== Work required ==
Wherever an image appears in the records, exclude it, and reproduce everything else exactly.

========================================

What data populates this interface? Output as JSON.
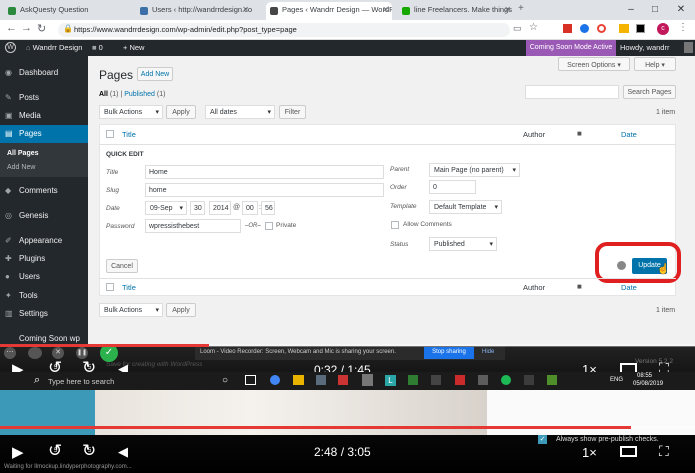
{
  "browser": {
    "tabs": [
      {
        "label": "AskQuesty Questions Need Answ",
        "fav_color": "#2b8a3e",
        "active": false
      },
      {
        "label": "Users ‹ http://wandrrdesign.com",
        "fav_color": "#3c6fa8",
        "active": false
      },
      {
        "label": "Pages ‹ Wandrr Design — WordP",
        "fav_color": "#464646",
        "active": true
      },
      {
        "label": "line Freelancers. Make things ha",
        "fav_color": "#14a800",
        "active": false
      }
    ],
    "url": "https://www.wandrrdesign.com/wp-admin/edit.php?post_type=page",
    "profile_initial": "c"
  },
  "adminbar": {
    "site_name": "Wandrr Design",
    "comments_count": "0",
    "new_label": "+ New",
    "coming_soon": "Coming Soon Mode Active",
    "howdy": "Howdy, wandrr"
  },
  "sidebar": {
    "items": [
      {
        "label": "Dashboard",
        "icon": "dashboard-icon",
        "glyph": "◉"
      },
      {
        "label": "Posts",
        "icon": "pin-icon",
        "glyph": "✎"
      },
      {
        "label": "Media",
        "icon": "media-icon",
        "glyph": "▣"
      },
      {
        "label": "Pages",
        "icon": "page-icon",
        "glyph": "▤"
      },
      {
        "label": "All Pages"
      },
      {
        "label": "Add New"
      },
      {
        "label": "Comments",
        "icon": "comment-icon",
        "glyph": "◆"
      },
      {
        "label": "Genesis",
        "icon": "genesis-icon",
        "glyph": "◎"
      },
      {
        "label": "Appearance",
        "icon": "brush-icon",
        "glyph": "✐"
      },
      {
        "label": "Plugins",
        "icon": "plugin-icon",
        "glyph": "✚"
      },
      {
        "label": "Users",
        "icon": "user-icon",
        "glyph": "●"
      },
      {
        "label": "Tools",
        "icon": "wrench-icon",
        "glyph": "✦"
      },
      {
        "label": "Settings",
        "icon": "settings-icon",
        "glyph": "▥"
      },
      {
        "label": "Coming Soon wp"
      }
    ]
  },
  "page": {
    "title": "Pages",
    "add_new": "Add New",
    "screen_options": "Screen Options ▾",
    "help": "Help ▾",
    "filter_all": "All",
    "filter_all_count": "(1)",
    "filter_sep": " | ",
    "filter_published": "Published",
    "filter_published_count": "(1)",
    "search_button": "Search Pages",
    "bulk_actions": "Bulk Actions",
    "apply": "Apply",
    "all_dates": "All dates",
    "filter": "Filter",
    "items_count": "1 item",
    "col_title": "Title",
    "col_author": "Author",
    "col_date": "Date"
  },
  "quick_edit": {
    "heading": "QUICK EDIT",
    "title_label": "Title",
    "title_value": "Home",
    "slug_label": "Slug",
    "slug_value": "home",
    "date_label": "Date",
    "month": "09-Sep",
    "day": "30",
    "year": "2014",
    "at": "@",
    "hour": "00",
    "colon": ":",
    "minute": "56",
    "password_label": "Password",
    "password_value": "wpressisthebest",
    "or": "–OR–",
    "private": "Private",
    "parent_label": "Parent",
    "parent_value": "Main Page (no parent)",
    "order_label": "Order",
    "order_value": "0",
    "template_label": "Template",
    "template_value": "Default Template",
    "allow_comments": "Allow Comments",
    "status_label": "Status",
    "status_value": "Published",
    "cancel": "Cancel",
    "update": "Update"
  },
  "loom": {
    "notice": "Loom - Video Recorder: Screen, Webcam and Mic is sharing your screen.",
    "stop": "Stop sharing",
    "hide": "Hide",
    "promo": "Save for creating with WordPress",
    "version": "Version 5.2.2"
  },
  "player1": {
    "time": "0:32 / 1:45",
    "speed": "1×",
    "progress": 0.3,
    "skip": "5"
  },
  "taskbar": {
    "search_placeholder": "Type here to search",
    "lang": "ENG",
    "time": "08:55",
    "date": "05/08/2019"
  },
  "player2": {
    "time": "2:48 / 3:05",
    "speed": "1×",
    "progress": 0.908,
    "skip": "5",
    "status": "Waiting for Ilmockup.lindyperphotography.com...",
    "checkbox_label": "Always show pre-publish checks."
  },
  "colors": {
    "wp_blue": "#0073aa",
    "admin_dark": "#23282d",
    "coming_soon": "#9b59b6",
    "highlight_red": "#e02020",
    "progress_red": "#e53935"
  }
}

========================================

== Answer to this problem ==
What data populates this interface? Output as JSON.
{
  "browser": {
    "tabs": [
      {
        "label": "AskQuesty Questions Need Answ",
        "fav_color": "#2b8a3e",
        "active": false
      },
      {
        "label": "Users ‹ http://wandrrdesign.com",
        "fav_color": "#3c6fa8",
        "active": false
      },
      {
        "label": "Pages ‹ Wandrr Design — WordP",
        "fav_color": "#464646",
        "active": true
      },
      {
        "label": "line Freelancers. Make things ha",
        "fav_color": "#14a800",
        "active": false
      }
    ],
    "url": "https://www.wandrrdesign.com/wp-admin/edit.php?post_type=page",
    "profile_initial": "c"
  },
  "adminbar": {
    "site_name": "Wandrr Design",
    "comments_count": "0",
    "new_label": "+ New",
    "coming_soon": "Coming Soon Mode Active",
    "howdy": "Howdy, wandrr"
  },
  "sidebar": {
    "items": [
      {
        "label": "Dashboard",
        "icon": "dashboard-icon",
        "glyph": "◉"
      },
      {
        "label": "Posts",
        "icon": "pin-icon",
        "glyph": "✎"
      },
      {
        "label": "Media",
        "icon": "media-icon",
        "glyph": "▣"
      },
      {
        "label": "Pages",
        "icon": "page-icon",
        "glyph": "▤"
      },
      {
        "label": "All Pages"
      },
      {
        "label": "Add New"
      },
      {
        "label": "Comments",
        "icon": "comment-icon",
        "glyph": "◆"
      },
      {
        "label": "Genesis",
        "icon": "genesis-icon",
        "glyph": "◎"
      },
      {
        "label": "Appearance",
        "icon": "brush-icon",
        "glyph": "✐"
      },
      {
        "label": "Plugins",
        "icon": "plugin-icon",
        "glyph": "✚"
      },
      {
        "label": "Users",
        "icon": "user-icon",
        "glyph": "●"
      },
      {
        "label": "Tools",
        "icon": "wrench-icon",
        "glyph": "✦"
      },
      {
        "label": "Settings",
        "icon": "settings-icon",
        "glyph": "▥"
      },
      {
        "label": "Coming Soon wp"
      }
    ]
  },
  "page": {
    "title": "Pages",
    "add_new": "Add New",
    "screen_options": "Screen Options ▾",
    "help": "Help ▾",
    "filter_all": "All",
    "filter_all_count": "(1)",
    "filter_sep": " | ",
    "filter_published": "Published",
    "filter_published_count": "(1)",
    "search_button": "Search Pages",
    "bulk_actions": "Bulk Actions",
    "apply": "Apply",
    "all_dates": "All dates",
    "filter": "Filter",
    "items_count": "1 item",
    "col_title": "Title",
    "col_author": "Author",
    "col_date": "Date"
  },
  "quick_edit": {
    "heading": "QUICK EDIT",
    "title_label": "Title",
    "title_value": "Home",
    "slug_label": "Slug",
    "slug_value": "home",
    "date_label": "Date",
    "month": "09-Sep",
    "day": "30",
    "year": "2014",
    "at": "@",
    "hour": "00",
    "colon": ":",
    "minute": "56",
    "password_label": "Password",
    "password_value": "wpressisthebest",
    "or": "–OR–",
    "private": "Private",
    "parent_label": "Parent",
    "parent_value": "Main Page (no parent)",
    "order_label": "Order",
    "order_value": "0",
    "template_label": "Template",
    "template_value": "Default Template",
    "allow_comments": "Allow Comments",
    "status_label": "Status",
    "status_value": "Published",
    "cancel": "Cancel",
    "update": "Update"
  },
  "loom": {
    "notice": "Loom - Video Recorder: Screen, Webcam and Mic is sharing your screen.",
    "stop": "Stop sharing",
    "hide": "Hide",
    "promo": "Save for creating with WordPress",
    "version": "Version 5.2.2"
  },
  "player1": {
    "time": "0:32 / 1:45",
    "speed": "1×",
    "progress": 0.3,
    "skip": "5"
  },
  "taskbar": {
    "search_placeholder": "Type here to search",
    "lang": "ENG",
    "time": "08:55",
    "date": "05/08/2019"
  },
  "player2": {
    "time": "2:48 / 3:05",
    "speed": "1×",
    "progress": 0.908,
    "skip": "5",
    "status": "Waiting for Ilmockup.lindyperphotography.com...",
    "checkbox_label": "Always show pre-publish checks."
  },
  "colors": {
    "wp_blue": "#0073aa",
    "admin_dark": "#23282d",
    "coming_soon": "#9b59b6",
    "highlight_red": "#e02020",
    "progress_red": "#e53935"
  }
}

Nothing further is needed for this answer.